Stored records
┌────────
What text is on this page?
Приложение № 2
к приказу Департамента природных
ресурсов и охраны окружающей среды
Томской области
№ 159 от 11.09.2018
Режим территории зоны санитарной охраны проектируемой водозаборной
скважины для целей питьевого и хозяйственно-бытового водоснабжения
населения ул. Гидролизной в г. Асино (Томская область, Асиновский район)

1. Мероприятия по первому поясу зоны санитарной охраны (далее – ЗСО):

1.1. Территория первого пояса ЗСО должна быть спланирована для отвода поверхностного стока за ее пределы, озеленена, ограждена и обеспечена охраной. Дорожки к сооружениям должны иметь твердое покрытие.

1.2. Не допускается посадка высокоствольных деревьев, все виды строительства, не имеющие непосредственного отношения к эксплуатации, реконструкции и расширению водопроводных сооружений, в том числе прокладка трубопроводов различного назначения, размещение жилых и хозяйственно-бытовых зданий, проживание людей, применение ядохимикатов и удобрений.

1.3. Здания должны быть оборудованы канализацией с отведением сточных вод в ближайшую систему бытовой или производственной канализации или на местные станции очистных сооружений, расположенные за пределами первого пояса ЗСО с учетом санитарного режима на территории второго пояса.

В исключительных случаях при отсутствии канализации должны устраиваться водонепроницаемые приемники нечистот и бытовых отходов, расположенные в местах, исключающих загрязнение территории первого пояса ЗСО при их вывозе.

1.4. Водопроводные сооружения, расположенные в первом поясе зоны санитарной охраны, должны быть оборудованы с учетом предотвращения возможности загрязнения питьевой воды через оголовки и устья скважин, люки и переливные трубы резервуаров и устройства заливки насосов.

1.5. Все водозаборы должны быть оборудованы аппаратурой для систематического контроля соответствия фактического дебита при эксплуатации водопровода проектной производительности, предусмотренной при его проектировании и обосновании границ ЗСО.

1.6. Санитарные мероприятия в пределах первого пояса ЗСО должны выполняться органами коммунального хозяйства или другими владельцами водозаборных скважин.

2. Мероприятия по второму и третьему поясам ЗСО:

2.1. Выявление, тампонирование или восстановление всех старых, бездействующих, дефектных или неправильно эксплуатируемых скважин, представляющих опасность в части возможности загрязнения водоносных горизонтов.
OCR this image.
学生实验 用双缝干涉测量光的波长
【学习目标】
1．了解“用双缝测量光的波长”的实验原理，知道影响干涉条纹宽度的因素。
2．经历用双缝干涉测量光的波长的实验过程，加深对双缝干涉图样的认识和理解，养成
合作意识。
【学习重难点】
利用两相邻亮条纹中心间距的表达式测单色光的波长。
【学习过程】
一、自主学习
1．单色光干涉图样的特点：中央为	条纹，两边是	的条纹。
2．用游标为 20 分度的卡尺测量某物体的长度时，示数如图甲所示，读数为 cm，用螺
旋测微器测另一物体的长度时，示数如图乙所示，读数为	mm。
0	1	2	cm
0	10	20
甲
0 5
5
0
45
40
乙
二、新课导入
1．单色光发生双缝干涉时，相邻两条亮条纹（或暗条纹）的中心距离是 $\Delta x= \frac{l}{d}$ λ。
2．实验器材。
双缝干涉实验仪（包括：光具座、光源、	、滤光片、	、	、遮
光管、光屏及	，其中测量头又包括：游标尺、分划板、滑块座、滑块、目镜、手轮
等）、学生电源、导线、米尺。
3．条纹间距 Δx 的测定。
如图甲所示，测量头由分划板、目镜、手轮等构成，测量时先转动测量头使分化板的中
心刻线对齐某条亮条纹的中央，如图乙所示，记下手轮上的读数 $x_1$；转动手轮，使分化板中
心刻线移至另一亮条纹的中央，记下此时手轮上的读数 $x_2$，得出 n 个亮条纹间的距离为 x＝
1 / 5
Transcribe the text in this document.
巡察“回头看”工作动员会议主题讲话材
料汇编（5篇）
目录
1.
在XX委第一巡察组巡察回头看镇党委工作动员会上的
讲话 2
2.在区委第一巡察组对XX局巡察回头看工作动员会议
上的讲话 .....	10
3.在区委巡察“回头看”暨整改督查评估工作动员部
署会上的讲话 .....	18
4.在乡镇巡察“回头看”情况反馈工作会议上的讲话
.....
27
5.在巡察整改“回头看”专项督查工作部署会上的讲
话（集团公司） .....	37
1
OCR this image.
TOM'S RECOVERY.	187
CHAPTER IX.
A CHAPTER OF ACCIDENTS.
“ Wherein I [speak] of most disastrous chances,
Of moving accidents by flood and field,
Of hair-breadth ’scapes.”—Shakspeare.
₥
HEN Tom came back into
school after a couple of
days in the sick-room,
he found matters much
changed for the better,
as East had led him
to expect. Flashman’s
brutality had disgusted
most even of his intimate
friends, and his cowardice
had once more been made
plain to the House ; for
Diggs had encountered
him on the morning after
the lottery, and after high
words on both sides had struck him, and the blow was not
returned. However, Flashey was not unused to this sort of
└────────
INSTRUCTION:
Go back to the listing above and please repeat it exactly.

RESULT FOR THIS EXERCISE:
What text is on this page?
Приложение № 2
к приказу Департамента природных
ресурсов и охраны окружающей среды
Томской области
№ 159 от 11.09.2018
Режим территории зоны санитарной охраны проектируемой водозаборной
скважины для целей питьевого и хозяйственно-бытового водоснабжения
населения ул. Гидролизной в г. Асино (Томская область, Асиновский район)

1. Мероприятия по первому поясу зоны санитарной охраны (далее – ЗСО):

1.1. Территория первого пояса ЗСО должна быть спланирована для отвода поверхностного стока за ее пределы, озеленена, ограждена и обеспечена охраной. Дорожки к сооружениям должны иметь твердое покрытие.

1.2. Не допускается посадка высокоствольных деревьев, все виды строительства, не имеющие непосредственного отношения к эксплуатации, реконструкции и расширению водопроводных сооружений, в том числе прокладка трубопроводов различного назначения, размещение жилых и хозяйственно-бытовых зданий, проживание людей, применение ядохимикатов и удобрений.

1.3. Здания должны быть оборудованы канализацией с отведением сточных вод в ближайшую систему бытовой или производственной канализации или на местные станции очистных сооружений, расположенные за пределами первого пояса ЗСО с учетом санитарного режима на территории второго пояса.

В исключительных случаях при отсутствии канализации должны устраиваться водонепроницаемые приемники нечистот и бытовых отходов, расположенные в местах, исключающих загрязнение территории первого пояса ЗСО при их вывозе.

1.4. Водопроводные сооружения, расположенные в первом поясе зоны санитарной охраны, должны быть оборудованы с учетом предотвращения возможности загрязнения питьевой воды через оголовки и устья скважин, люки и переливные трубы резервуаров и устройства заливки насосов.

1.5. Все водозаборы должны быть оборудованы аппаратурой для систематического контроля соответствия фактического дебита при эксплуатации водопровода проектной производительности, предусмотренной при его проектировании и обосновании границ ЗСО.

1.6. Санитарные мероприятия в пределах первого пояса ЗСО должны выполняться органами коммунального хозяйства или другими владельцами водозаборных скважин.

2. Мероприятия по второму и третьему поясам ЗСО:

2.1. Выявление, тампонирование или восстановление всех старых, бездействующих, дефектных или неправильно эксплуатируемых скважин, представляющих опасность в части возможности загрязнения водоносных горизонтов.
OCR this image.
学生实验 用双缝干涉测量光的波长
【学习目标】
1．了解“用双缝测量光的波长”的实验原理，知道影响干涉条纹宽度的因素。
2．经历用双缝干涉测量光的波长的实验过程，加深对双缝干涉图样的认识和理解，养成
合作意识。
【学习重难点】
利用两相邻亮条纹中心间距的表达式测单色光的波长。
【学习过程】
一、自主学习
1．单色光干涉图样的特点：中央为	条纹，两边是	的条纹。
2．用游标为 20 分度的卡尺测量某物体的长度时，示数如图甲所示，读数为 cm，用螺
旋测微器测另一物体的长度时，示数如图乙所示，读数为	mm。
0	1	2	cm
0	10	20
甲
0 5
5
0
45
40
乙
二、新课导入
1．单色光发生双缝干涉时，相邻两条亮条纹（或暗条纹）的中心距离是 $\Delta x= \frac{l}{d}$ λ。
2．实验器材。
双缝干涉实验仪（包括：光具座、光源、	、滤光片、	、	、遮
光管、光屏及	，其中测量头又包括：游标尺、分划板、滑块座、滑块、目镜、手轮
等）、学生电源、导线、米尺。
3．条纹间距 Δx 的测定。
如图甲所示，测量头由分划板、目镜、手轮等构成，测量时先转动测量头使分化板的中
心刻线对齐某条亮条纹的中央，如图乙所示，记下手轮上的读数 $x_1$；转动手轮，使分化板中
心刻线移至另一亮条纹的中央，记下此时手轮上的读数 $x_2$，得出 n 个亮条纹间的距离为 x＝
1 / 5
Transcribe the text in this document.
巡察“回头看”工作动员会议主题讲话材
料汇编（5篇）
目录
1.
在XX委第一巡察组巡察回头看镇党委工作动员会上的
讲话 2
2.在区委第一巡察组对XX局巡察回头看工作动员会议
上的讲话 .....	10
3.在区委巡察“回头看”暨整改督查评估工作动员部
署会上的讲话 .....	18
4.在乡镇巡察“回头看”情况反馈工作会议上的讲话
.....
27
5.在巡察整改“回头看”专项督查工作部署会上的讲
话（集团公司） .....	37
1
OCR this image.
TOM'S RECOVERY.	187
CHAPTER IX.
A CHAPTER OF ACCIDENTS.
“ Wherein I [speak] of most disastrous chances,
Of moving accidents by flood and field,
Of hair-breadth ’scapes.”—Shakspeare.
₥
HEN Tom came back into
school after a couple of
days in the sick-room,
he found matters much
changed for the better,
as East had led him
to expect. Flashman’s
brutality had disgusted
most even of his intimate
friends, and his cowardice
had once more been made
plain to the House ; for
Diggs had encountered
him on the morning after
the lottery, and after high
words on both sides had struck him, and the blow was not
returned. However, Flashey was not unused to this sort of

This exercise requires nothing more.